─── INPUT

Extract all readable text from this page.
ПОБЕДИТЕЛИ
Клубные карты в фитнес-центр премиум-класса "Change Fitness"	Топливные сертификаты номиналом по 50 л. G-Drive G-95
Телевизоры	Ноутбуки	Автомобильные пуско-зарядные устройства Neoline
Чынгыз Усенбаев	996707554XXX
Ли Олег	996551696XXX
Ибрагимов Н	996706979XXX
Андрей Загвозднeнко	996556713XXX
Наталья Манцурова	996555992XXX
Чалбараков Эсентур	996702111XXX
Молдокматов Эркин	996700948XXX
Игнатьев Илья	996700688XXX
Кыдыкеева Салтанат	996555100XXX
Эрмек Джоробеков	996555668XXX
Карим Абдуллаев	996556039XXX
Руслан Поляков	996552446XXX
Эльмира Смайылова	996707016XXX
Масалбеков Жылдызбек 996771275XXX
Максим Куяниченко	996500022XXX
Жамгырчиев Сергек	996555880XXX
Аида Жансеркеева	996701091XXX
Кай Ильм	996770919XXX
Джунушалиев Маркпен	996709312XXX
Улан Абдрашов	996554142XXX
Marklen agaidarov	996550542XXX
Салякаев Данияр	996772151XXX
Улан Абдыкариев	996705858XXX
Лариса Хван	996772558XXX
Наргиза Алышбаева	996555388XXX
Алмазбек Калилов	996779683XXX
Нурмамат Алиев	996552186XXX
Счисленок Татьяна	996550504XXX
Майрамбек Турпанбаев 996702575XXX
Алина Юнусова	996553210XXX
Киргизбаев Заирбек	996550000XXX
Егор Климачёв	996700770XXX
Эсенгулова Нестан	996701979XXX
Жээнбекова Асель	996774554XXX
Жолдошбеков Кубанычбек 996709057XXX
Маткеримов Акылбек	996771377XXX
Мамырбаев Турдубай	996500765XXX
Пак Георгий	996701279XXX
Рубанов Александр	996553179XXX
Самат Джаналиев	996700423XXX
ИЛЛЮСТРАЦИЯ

──────

DIRECTIONS -
Scan the material for lines with the word "Улан", and copy each line you find.

OUTPUT OF THE EXERCISE -
Улан Абдрашов	996554142XXX
Улан Абдыкариев	996705858XXX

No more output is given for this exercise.